WORK INSTRUCTIONS
Exact repetition is required: output every record in full.

EXERCISE DATA
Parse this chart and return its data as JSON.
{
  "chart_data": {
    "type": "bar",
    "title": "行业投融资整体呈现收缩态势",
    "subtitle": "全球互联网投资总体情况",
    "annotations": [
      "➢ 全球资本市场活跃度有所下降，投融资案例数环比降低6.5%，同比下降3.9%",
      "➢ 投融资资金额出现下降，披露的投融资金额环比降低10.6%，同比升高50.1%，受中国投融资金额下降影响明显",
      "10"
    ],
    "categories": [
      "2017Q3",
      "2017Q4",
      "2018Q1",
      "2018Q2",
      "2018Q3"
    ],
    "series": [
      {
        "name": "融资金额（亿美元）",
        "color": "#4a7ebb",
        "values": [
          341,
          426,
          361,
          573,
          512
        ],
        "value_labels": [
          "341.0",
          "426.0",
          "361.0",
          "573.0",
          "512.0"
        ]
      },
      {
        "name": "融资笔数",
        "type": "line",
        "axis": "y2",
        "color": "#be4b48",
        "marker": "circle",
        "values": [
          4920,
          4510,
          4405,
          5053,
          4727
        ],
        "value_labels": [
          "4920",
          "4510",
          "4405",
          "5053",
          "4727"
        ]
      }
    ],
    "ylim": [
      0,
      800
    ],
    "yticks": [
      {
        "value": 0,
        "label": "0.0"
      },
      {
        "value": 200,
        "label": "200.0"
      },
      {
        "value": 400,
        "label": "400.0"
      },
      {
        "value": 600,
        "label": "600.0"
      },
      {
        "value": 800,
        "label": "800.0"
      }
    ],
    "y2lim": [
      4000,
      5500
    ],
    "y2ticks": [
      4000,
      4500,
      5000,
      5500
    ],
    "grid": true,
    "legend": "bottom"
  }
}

RESULT FOR THIS EXERCISE
Parse this chart and return its data as JSON.
{
  "chart_data": {
    "type": "bar",
    "title": "行业投融资整体呈现收缩态势",
    "subtitle": "全球互联网投资总体情况",
    "annotations": [
      "➢ 全球资本市场活跃度有所下降，投融资案例数环比降低6.5%，同比下降3.9%",
      "➢ 投融资资金额出现下降，披露的投融资金额环比降低10.6%，同比升高50.1%，受中国投融资金额下降影响明显",
      "10"
    ],
    "categories": [
      "2017Q3",
      "2017Q4",
      "2018Q1",
      "2018Q2",
      "2018Q3"
    ],
    "series": [
      {
        "name": "融资金额（亿美元）",
        "color": "#4a7ebb",
        "values": [
          341,
          426,
          361,
          573,
          512
        ],
        "value_labels": [
          "341.0",
          "426.0",
          "361.0",
          "573.0",
          "512.0"
        ]
      },
      {
        "name": "融资笔数",
        "type": "line",
        "axis": "y2",
        "color": "#be4b48",
        "marker": "circle",
        "values": [
          4920,
          4510,
          4405,
          5053,
          4727
        ],
        "value_labels": [
          "4920",
          "4510",
          "4405",
          "5053",
          "4727"
        ]
      }
    ],
    "ylim": [
      0,
      800
    ],
    "yticks": [
      {
        "value": 0,
        "label": "0.0"
      },
      {
        "value": 200,
        "label": "200.0"
      },
      {
        "value": 400,
        "label": "400.0"
      },
      {
        "value": 600,
        "label": "600.0"
      },
      {
        "value": 800,
        "label": "800.0"
      }
    ],
    "y2lim": [
      4000,
      5500
    ],
    "y2ticks": [
      4000,
      4500,
      5000,
      5500
    ],
    "grid": true,
    "legend": "bottom"
  }
}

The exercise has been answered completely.